Problem statement
Go through the records and extract every line with the word "icon".

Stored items
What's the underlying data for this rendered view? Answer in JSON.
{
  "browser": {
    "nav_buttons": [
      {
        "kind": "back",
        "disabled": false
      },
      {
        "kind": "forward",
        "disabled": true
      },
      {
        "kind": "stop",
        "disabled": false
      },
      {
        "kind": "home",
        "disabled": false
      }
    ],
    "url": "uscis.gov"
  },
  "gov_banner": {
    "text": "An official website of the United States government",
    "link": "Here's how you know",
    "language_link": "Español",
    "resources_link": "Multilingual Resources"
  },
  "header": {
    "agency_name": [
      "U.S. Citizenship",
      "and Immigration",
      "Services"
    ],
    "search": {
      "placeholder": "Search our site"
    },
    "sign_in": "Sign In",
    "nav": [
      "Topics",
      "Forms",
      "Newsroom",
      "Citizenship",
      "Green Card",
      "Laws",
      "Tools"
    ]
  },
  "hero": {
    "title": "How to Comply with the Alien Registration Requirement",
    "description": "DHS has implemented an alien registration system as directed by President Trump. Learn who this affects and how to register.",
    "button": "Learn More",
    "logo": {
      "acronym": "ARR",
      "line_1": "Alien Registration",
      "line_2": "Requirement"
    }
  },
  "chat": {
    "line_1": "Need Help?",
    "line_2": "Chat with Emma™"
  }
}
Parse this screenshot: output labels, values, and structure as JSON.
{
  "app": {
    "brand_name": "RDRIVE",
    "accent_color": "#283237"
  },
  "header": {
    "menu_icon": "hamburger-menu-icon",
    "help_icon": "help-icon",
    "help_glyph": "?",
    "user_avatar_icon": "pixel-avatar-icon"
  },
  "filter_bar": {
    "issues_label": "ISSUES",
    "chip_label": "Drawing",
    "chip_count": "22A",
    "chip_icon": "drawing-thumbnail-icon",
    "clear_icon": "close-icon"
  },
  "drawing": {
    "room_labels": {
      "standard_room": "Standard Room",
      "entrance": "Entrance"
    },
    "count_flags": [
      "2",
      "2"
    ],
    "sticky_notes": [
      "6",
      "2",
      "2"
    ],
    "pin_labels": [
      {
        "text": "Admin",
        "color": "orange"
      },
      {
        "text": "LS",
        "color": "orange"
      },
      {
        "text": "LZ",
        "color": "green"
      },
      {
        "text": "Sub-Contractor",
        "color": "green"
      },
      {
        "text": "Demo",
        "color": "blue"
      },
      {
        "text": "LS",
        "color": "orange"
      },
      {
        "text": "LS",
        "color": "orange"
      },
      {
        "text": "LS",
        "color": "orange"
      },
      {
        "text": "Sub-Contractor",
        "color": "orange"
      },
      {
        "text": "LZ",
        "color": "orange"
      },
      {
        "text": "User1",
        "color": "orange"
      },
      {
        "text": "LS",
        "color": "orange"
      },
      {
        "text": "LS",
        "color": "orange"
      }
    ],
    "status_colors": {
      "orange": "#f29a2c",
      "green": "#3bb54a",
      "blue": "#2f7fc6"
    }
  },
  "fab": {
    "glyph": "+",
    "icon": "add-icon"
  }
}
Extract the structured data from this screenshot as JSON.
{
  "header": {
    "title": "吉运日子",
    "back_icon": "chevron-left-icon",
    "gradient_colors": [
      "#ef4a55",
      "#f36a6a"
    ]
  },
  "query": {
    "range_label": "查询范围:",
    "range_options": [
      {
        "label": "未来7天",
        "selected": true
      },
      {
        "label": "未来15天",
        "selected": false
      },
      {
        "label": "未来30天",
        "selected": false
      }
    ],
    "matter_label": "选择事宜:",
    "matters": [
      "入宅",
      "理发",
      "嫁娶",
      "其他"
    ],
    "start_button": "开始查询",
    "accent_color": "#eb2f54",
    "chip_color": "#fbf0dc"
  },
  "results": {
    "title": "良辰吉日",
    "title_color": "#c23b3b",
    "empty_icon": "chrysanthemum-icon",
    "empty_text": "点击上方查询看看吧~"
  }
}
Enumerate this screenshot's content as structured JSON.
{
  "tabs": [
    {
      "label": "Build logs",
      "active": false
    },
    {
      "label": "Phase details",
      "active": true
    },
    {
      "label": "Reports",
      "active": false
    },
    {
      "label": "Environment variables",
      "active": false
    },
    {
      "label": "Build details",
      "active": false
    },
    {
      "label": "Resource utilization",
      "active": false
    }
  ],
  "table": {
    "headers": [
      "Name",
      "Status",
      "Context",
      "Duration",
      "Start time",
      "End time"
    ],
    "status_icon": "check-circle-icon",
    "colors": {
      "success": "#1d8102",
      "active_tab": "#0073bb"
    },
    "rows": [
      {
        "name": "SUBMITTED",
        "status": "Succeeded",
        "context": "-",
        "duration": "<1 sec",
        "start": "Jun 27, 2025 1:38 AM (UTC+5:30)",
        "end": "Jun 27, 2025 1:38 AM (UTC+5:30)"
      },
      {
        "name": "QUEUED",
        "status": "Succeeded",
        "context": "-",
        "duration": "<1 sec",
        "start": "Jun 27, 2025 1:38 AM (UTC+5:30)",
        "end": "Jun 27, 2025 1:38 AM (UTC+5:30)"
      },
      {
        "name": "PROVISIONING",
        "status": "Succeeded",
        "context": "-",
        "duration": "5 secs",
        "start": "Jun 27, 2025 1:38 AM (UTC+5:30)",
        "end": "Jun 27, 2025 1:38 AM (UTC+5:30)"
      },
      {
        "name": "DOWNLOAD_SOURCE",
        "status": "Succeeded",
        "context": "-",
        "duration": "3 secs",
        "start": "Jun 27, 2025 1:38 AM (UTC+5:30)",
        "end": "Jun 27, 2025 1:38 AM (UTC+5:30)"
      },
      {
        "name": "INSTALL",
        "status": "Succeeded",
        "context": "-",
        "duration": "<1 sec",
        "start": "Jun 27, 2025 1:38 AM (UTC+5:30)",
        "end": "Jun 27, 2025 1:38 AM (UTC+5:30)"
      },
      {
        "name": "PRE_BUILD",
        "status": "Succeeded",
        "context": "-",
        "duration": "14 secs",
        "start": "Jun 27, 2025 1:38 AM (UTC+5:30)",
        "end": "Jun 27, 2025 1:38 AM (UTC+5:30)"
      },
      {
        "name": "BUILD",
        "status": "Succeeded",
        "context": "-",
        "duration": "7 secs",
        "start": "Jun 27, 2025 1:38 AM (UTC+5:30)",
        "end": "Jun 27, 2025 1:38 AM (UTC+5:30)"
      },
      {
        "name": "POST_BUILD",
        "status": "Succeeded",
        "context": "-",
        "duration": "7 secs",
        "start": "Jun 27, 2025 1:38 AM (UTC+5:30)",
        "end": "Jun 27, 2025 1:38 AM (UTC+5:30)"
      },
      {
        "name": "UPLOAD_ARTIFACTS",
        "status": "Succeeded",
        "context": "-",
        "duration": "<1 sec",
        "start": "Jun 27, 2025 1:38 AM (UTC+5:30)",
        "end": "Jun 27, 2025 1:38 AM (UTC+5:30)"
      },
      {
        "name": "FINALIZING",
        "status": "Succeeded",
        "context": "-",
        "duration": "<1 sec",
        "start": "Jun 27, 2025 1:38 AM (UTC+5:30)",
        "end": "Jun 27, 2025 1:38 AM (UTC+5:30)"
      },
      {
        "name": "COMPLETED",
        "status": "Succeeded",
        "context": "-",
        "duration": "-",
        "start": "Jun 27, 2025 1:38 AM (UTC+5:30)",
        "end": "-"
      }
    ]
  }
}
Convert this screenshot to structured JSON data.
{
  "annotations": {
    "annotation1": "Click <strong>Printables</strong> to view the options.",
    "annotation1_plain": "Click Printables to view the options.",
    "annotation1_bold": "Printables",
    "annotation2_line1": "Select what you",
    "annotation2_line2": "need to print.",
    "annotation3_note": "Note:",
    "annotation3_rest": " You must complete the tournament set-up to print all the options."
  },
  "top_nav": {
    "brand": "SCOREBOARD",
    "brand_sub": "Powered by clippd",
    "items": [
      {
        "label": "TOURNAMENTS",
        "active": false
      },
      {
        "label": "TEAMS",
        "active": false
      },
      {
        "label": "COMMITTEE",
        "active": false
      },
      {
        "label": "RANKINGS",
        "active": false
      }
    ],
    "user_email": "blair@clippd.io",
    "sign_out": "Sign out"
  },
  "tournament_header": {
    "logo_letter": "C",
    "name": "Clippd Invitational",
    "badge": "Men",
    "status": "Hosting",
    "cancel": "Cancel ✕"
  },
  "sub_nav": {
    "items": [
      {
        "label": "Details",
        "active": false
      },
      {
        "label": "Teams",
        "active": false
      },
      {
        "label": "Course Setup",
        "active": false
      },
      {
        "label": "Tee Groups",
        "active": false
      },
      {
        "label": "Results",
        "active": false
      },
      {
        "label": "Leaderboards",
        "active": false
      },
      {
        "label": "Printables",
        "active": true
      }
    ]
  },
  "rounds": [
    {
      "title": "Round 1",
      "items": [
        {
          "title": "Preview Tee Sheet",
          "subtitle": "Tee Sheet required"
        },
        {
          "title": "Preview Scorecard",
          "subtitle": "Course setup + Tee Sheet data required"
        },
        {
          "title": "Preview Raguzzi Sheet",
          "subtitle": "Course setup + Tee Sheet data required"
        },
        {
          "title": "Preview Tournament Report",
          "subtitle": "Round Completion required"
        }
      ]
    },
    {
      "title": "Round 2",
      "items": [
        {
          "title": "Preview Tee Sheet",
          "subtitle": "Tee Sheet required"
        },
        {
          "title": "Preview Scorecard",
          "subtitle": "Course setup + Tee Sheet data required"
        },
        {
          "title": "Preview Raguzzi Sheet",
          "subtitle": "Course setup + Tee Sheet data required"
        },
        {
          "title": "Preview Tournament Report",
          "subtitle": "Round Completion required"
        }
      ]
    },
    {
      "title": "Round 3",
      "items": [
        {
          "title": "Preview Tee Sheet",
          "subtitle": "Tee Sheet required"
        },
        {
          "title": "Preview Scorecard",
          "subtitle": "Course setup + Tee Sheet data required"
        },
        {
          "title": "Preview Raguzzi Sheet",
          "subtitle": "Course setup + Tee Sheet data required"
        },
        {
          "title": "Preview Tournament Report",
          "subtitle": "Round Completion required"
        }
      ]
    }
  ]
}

Right answer
    "menu_icon": "hamburger-menu-icon",
    "help_icon": "help-icon",
    "user_avatar_icon": "pixel-avatar-icon"
    "chip_icon": "drawing-thumbnail-icon",
    "clear_icon": "close-icon"
    "icon": "add-icon"
    "back_icon": "chevron-left-icon",
    "empty_icon": "chrysanthemum-icon",
    "status_icon": "check-circle-icon",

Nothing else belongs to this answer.